[DATA IN THIS EXERCISE]:
★ ★ ★ ★
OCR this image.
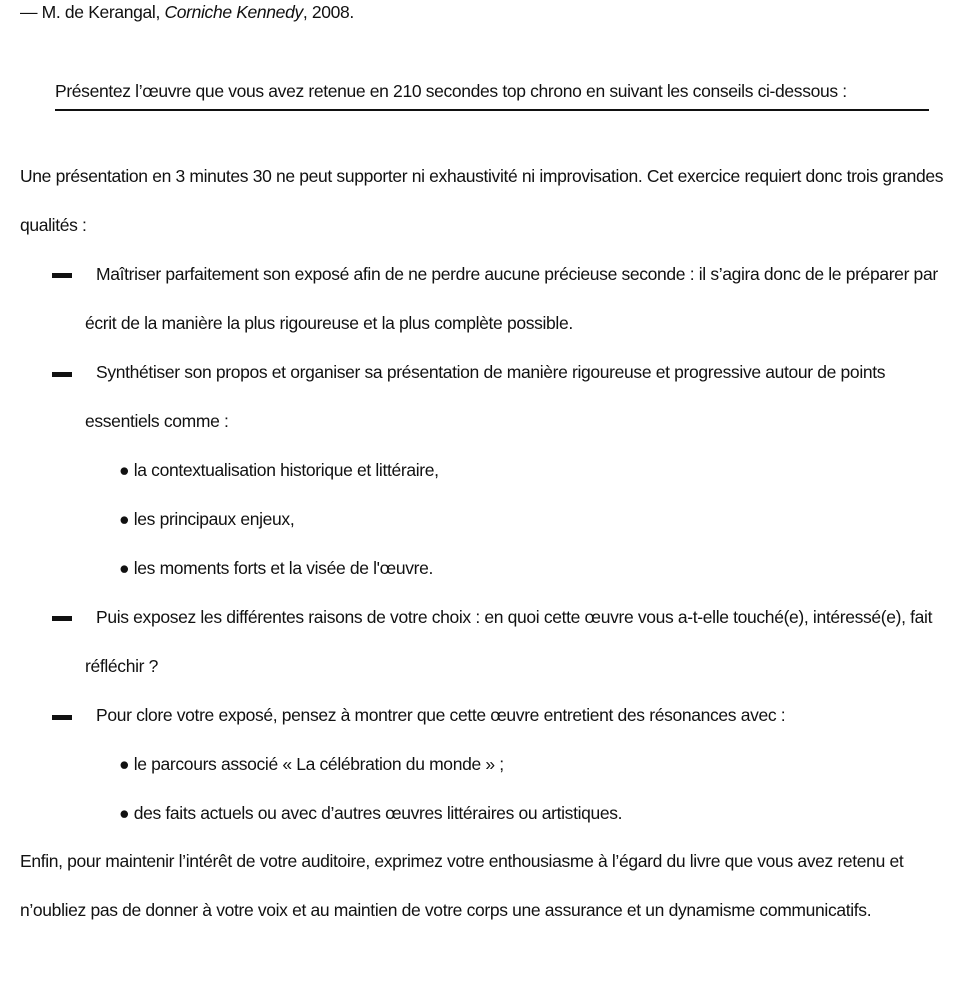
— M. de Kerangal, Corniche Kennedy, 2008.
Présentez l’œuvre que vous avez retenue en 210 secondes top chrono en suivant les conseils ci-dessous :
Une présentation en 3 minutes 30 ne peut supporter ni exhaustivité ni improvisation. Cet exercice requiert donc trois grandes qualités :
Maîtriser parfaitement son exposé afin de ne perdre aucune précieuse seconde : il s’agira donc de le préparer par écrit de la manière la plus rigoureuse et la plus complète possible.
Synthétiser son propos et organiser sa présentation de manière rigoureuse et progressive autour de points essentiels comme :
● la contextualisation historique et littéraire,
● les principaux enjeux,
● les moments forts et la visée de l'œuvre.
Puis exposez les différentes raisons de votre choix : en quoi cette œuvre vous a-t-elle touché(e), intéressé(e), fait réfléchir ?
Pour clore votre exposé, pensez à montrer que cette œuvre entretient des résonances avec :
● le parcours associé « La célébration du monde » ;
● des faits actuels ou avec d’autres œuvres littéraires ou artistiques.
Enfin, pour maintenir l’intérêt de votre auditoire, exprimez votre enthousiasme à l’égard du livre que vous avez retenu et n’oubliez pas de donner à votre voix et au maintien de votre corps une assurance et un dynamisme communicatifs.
★ ★ ★ ★
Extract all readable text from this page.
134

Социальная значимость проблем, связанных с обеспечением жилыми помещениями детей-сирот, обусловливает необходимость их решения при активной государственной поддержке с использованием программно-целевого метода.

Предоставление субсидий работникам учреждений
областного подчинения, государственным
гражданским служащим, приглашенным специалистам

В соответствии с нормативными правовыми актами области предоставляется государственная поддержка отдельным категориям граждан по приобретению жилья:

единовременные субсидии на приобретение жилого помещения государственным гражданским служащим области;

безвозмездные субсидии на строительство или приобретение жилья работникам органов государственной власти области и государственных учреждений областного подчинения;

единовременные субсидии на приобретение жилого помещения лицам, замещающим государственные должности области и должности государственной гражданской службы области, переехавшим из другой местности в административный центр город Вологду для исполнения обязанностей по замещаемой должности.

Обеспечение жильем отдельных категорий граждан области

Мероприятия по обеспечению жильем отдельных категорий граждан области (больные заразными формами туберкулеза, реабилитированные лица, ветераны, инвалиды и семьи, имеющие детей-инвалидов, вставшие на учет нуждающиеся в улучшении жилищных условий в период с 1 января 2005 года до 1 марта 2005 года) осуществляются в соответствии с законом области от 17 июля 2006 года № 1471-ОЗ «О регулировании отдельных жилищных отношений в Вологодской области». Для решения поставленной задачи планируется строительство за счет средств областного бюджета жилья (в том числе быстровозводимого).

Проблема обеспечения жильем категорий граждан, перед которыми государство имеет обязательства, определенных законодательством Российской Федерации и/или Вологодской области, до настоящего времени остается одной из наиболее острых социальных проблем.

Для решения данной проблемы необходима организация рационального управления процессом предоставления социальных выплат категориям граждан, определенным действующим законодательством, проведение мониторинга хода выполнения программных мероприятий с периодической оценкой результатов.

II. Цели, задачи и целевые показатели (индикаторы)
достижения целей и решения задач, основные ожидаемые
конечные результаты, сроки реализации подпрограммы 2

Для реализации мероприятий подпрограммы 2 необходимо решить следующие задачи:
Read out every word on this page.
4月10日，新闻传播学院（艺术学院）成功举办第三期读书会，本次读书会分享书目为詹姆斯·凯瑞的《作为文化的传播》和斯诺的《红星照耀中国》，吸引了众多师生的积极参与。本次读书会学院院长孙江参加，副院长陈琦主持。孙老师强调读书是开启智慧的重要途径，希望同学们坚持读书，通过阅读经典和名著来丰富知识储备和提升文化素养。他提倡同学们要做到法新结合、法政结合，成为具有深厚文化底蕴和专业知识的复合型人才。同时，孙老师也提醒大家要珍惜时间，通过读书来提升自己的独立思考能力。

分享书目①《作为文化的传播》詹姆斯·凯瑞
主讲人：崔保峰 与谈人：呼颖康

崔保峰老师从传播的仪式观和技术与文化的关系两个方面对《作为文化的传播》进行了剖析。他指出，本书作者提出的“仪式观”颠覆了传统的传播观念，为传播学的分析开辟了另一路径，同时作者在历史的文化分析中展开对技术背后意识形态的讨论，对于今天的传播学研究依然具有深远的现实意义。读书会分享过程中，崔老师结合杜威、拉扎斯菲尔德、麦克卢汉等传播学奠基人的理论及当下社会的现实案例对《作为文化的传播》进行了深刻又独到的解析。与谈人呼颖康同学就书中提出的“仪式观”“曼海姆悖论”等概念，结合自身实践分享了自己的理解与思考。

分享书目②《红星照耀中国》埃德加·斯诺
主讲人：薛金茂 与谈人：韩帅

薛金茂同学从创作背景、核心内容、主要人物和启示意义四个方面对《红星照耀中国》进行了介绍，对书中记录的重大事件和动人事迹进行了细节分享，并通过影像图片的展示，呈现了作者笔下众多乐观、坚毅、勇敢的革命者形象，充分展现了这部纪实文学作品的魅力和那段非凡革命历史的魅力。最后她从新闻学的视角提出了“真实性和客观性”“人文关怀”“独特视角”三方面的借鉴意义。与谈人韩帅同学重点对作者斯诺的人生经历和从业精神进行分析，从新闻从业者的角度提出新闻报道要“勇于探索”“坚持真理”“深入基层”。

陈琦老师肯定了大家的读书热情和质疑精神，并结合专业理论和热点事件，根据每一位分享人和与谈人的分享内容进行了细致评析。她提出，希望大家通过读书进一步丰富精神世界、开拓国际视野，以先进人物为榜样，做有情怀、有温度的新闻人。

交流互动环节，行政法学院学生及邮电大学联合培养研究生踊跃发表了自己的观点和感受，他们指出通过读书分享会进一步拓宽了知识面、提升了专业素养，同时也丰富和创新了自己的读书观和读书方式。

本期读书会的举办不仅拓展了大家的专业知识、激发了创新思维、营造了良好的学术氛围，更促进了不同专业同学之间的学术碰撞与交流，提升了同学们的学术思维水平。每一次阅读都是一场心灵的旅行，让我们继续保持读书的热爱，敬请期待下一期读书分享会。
★ ★ ★ ★
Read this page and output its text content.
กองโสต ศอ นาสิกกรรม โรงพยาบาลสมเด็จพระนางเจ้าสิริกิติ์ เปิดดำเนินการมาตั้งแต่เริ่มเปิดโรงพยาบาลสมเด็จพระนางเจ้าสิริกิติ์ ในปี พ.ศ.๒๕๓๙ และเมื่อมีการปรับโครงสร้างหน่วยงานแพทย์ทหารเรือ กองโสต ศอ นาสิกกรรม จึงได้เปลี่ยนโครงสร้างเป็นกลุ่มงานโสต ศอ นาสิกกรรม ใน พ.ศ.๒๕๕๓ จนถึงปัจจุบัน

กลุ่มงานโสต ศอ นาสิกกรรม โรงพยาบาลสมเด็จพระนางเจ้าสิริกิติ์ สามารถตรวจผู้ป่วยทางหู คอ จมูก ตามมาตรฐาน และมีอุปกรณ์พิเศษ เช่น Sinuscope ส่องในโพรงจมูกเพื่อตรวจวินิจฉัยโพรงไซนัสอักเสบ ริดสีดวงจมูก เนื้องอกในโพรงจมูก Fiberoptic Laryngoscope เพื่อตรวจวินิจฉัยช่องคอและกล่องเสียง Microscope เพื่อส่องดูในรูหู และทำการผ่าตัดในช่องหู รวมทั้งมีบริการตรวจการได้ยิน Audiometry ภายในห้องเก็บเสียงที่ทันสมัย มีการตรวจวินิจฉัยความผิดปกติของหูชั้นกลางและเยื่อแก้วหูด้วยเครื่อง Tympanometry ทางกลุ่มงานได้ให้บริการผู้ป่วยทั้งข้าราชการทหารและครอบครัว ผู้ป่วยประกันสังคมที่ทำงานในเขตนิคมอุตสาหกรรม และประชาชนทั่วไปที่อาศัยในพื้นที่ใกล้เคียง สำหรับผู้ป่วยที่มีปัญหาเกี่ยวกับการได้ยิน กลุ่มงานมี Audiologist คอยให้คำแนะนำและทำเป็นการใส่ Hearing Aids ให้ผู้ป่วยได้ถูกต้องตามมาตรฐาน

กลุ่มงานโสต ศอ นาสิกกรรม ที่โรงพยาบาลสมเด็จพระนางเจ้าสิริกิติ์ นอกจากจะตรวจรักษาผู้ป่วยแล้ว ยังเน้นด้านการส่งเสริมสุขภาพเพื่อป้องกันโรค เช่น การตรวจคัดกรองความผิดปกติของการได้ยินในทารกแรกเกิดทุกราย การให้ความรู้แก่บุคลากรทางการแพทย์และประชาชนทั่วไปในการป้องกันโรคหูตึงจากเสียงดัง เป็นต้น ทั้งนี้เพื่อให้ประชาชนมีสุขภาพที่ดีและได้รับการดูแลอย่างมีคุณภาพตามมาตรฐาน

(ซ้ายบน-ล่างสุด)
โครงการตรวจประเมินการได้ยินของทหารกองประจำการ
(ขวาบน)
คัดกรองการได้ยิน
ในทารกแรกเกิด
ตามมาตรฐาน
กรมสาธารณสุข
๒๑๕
★ ★ ★ ★
[PROBLEM TO SOLVE]:
Pick out the lines containing the word "présentation" and show them.

[RESPONSE TO THIS EXERCISE]:
Une présentation en 3 minutes 30 ne peut supporter ni exhaustivité ni improvisation. Cet exercice requiert donc trois grandes qualités :
Synthétiser son propos et organiser sa présentation de manière rigoureuse et progressive autour de points essentiels comme :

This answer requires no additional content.